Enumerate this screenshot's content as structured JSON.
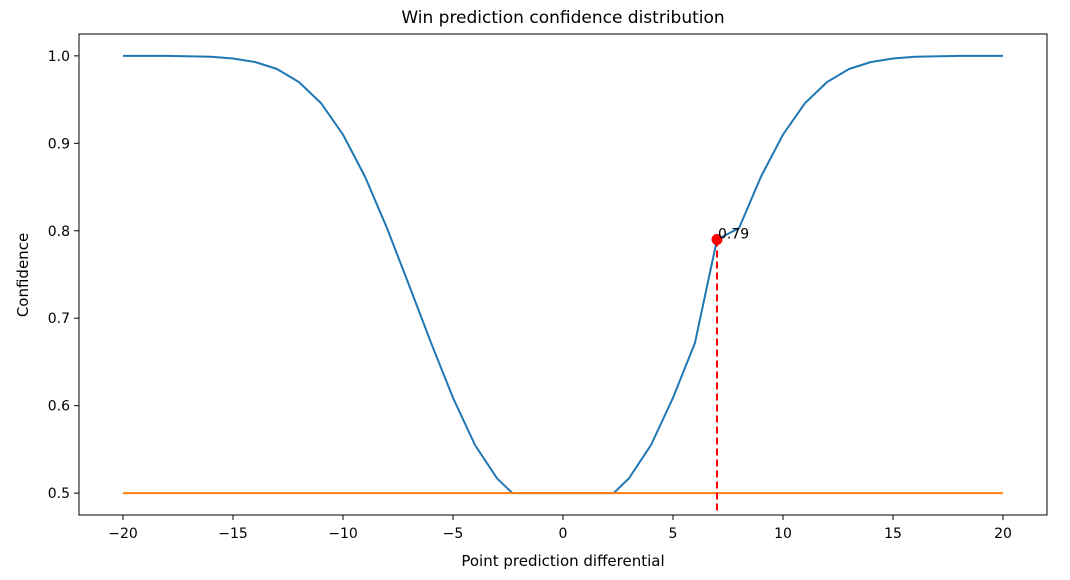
{
  "chart_data": {
    "type": "line",
    "title": "Win prediction confidence distribution",
    "xlabel": "Point prediction differential",
    "ylabel": "Confidence",
    "xlim": [
      -22,
      22
    ],
    "ylim": [
      0.475,
      1.025
    ],
    "xticks": [
      -20,
      -15,
      -10,
      -5,
      0,
      5,
      10,
      15,
      20
    ],
    "xtick_labels": [
      "−20",
      "−15",
      "−10",
      "−5",
      "0",
      "5",
      "10",
      "15",
      "20"
    ],
    "yticks": [
      0.5,
      0.6,
      0.7,
      0.8,
      0.9,
      1.0
    ],
    "ytick_labels": [
      "0.5",
      "0.6",
      "0.7",
      "0.8",
      "0.9",
      "1.0"
    ],
    "grid": false,
    "series": [
      {
        "color": "#1f77b4",
        "x": [
          -20,
          -18,
          -16,
          -15,
          -14,
          -13,
          -12,
          -11,
          -10,
          -9,
          -8,
          -7,
          -6,
          -5,
          -4,
          -3,
          -2.3,
          -1,
          0,
          1,
          2.3,
          3,
          4,
          5,
          6,
          7,
          8,
          9,
          10,
          11,
          12,
          13,
          14,
          15,
          16,
          18,
          20
        ],
        "y": [
          1.0,
          1.0,
          0.999,
          0.997,
          0.993,
          0.985,
          0.97,
          0.946,
          0.91,
          0.862,
          0.803,
          0.738,
          0.672,
          0.609,
          0.555,
          0.517,
          0.5,
          0.5,
          0.5,
          0.5,
          0.5,
          0.517,
          0.555,
          0.609,
          0.672,
          0.79,
          0.803,
          0.862,
          0.91,
          0.946,
          0.97,
          0.985,
          0.993,
          0.997,
          0.999,
          1.0,
          1.0
        ]
      },
      {
        "color": "#ff7f0e",
        "x": [
          -20,
          20
        ],
        "y": [
          0.5,
          0.5
        ]
      }
    ],
    "marker": {
      "x": 7,
      "y": 0.79,
      "label": "0.79",
      "color": "#ff0000"
    }
  }
}
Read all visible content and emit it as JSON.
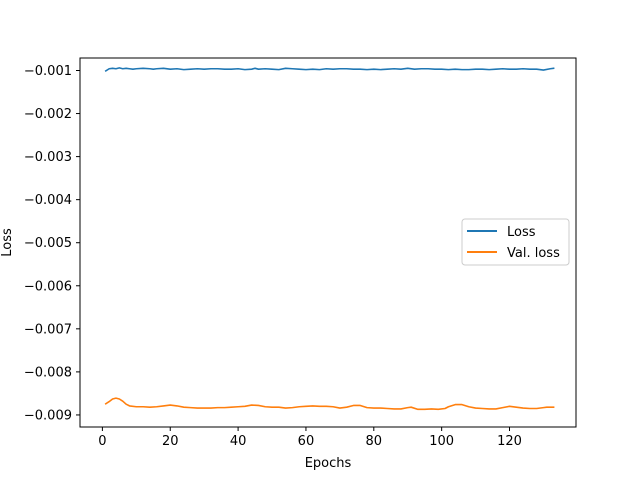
{
  "chart_data": {
    "type": "line",
    "xlabel": "Epochs",
    "ylabel": "Loss",
    "xlim": [
      -6.6,
      139.6
    ],
    "ylim": [
      -0.00928,
      -0.00071
    ],
    "xticks": [
      0,
      20,
      40,
      60,
      80,
      100,
      120
    ],
    "yticks": [
      -0.009,
      -0.008,
      -0.007,
      -0.006,
      -0.005,
      -0.004,
      -0.003,
      -0.002,
      -0.001
    ],
    "ytick_labels": [
      "−0.009",
      "−0.008",
      "−0.007",
      "−0.006",
      "−0.005",
      "−0.004",
      "−0.003",
      "−0.002",
      "−0.001"
    ],
    "grid": false,
    "legend_position": "center-right",
    "series": [
      {
        "name": "Loss",
        "color": "#1f77b4",
        "points": [
          [
            1,
            -0.00101
          ],
          [
            2,
            -0.00096
          ],
          [
            3,
            -0.00095
          ],
          [
            4,
            -0.00096
          ],
          [
            5,
            -0.00094
          ],
          [
            6,
            -0.00096
          ],
          [
            7,
            -0.00095
          ],
          [
            8,
            -0.00096
          ],
          [
            9,
            -0.00097
          ],
          [
            10,
            -0.00096
          ],
          [
            12,
            -0.00095
          ],
          [
            14,
            -0.00096
          ],
          [
            15,
            -0.00097
          ],
          [
            16,
            -0.00096
          ],
          [
            18,
            -0.00095
          ],
          [
            20,
            -0.00097
          ],
          [
            22,
            -0.00096
          ],
          [
            24,
            -0.00098
          ],
          [
            26,
            -0.00097
          ],
          [
            28,
            -0.00096
          ],
          [
            30,
            -0.00097
          ],
          [
            32,
            -0.00096
          ],
          [
            34,
            -0.00096
          ],
          [
            36,
            -0.00097
          ],
          [
            38,
            -0.00097
          ],
          [
            40,
            -0.00096
          ],
          [
            42,
            -0.00098
          ],
          [
            44,
            -0.00097
          ],
          [
            45,
            -0.00095
          ],
          [
            46,
            -0.00097
          ],
          [
            48,
            -0.00096
          ],
          [
            50,
            -0.00097
          ],
          [
            52,
            -0.00098
          ],
          [
            54,
            -0.00095
          ],
          [
            56,
            -0.00096
          ],
          [
            58,
            -0.00097
          ],
          [
            60,
            -0.00098
          ],
          [
            62,
            -0.00097
          ],
          [
            64,
            -0.00098
          ],
          [
            66,
            -0.00096
          ],
          [
            68,
            -0.00097
          ],
          [
            70,
            -0.00096
          ],
          [
            72,
            -0.00096
          ],
          [
            74,
            -0.00097
          ],
          [
            76,
            -0.00097
          ],
          [
            78,
            -0.00098
          ],
          [
            80,
            -0.00097
          ],
          [
            82,
            -0.00098
          ],
          [
            84,
            -0.00097
          ],
          [
            86,
            -0.00096
          ],
          [
            88,
            -0.00097
          ],
          [
            90,
            -0.00095
          ],
          [
            92,
            -0.00097
          ],
          [
            94,
            -0.00096
          ],
          [
            96,
            -0.00096
          ],
          [
            98,
            -0.00097
          ],
          [
            100,
            -0.00097
          ],
          [
            102,
            -0.00098
          ],
          [
            104,
            -0.00097
          ],
          [
            106,
            -0.00098
          ],
          [
            108,
            -0.00098
          ],
          [
            110,
            -0.00097
          ],
          [
            112,
            -0.00097
          ],
          [
            114,
            -0.00098
          ],
          [
            116,
            -0.00097
          ],
          [
            118,
            -0.00096
          ],
          [
            120,
            -0.00097
          ],
          [
            122,
            -0.00097
          ],
          [
            124,
            -0.00096
          ],
          [
            126,
            -0.00097
          ],
          [
            128,
            -0.00097
          ],
          [
            130,
            -0.00099
          ],
          [
            132,
            -0.00096
          ],
          [
            133,
            -0.00095
          ]
        ]
      },
      {
        "name": "Val. loss",
        "color": "#ff7f0e",
        "points": [
          [
            1,
            -0.00874
          ],
          [
            2,
            -0.00869
          ],
          [
            3,
            -0.00863
          ],
          [
            4,
            -0.00861
          ],
          [
            5,
            -0.00863
          ],
          [
            6,
            -0.00868
          ],
          [
            7,
            -0.00875
          ],
          [
            8,
            -0.00879
          ],
          [
            10,
            -0.00881
          ],
          [
            12,
            -0.00881
          ],
          [
            14,
            -0.00882
          ],
          [
            16,
            -0.00881
          ],
          [
            18,
            -0.00879
          ],
          [
            20,
            -0.00877
          ],
          [
            22,
            -0.00879
          ],
          [
            24,
            -0.00882
          ],
          [
            26,
            -0.00883
          ],
          [
            28,
            -0.00884
          ],
          [
            30,
            -0.00884
          ],
          [
            32,
            -0.00884
          ],
          [
            34,
            -0.00883
          ],
          [
            36,
            -0.00883
          ],
          [
            38,
            -0.00882
          ],
          [
            40,
            -0.00881
          ],
          [
            42,
            -0.0088
          ],
          [
            44,
            -0.00877
          ],
          [
            46,
            -0.00878
          ],
          [
            48,
            -0.00881
          ],
          [
            50,
            -0.00882
          ],
          [
            52,
            -0.00882
          ],
          [
            54,
            -0.00884
          ],
          [
            56,
            -0.00883
          ],
          [
            58,
            -0.00881
          ],
          [
            60,
            -0.0088
          ],
          [
            62,
            -0.00879
          ],
          [
            64,
            -0.0088
          ],
          [
            66,
            -0.0088
          ],
          [
            68,
            -0.00881
          ],
          [
            70,
            -0.00884
          ],
          [
            72,
            -0.00882
          ],
          [
            74,
            -0.00878
          ],
          [
            76,
            -0.00878
          ],
          [
            78,
            -0.00883
          ],
          [
            80,
            -0.00884
          ],
          [
            82,
            -0.00884
          ],
          [
            84,
            -0.00885
          ],
          [
            86,
            -0.00886
          ],
          [
            88,
            -0.00886
          ],
          [
            90,
            -0.00883
          ],
          [
            91,
            -0.00882
          ],
          [
            93,
            -0.00887
          ],
          [
            95,
            -0.00887
          ],
          [
            97,
            -0.00886
          ],
          [
            99,
            -0.00887
          ],
          [
            101,
            -0.00885
          ],
          [
            102,
            -0.00881
          ],
          [
            104,
            -0.00876
          ],
          [
            106,
            -0.00876
          ],
          [
            108,
            -0.00881
          ],
          [
            110,
            -0.00884
          ],
          [
            112,
            -0.00885
          ],
          [
            114,
            -0.00886
          ],
          [
            116,
            -0.00886
          ],
          [
            118,
            -0.00883
          ],
          [
            120,
            -0.0088
          ],
          [
            122,
            -0.00882
          ],
          [
            124,
            -0.00884
          ],
          [
            126,
            -0.00885
          ],
          [
            128,
            -0.00885
          ],
          [
            130,
            -0.00883
          ],
          [
            131,
            -0.00882
          ],
          [
            133,
            -0.00882
          ]
        ]
      }
    ]
  }
}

■ THE TASK: Each line above that includes "JSON" should be shown.

■ THE ANSWER:
Enumerate this screenshot's content as structured JSON.
Read all visible content and emit it as JSON.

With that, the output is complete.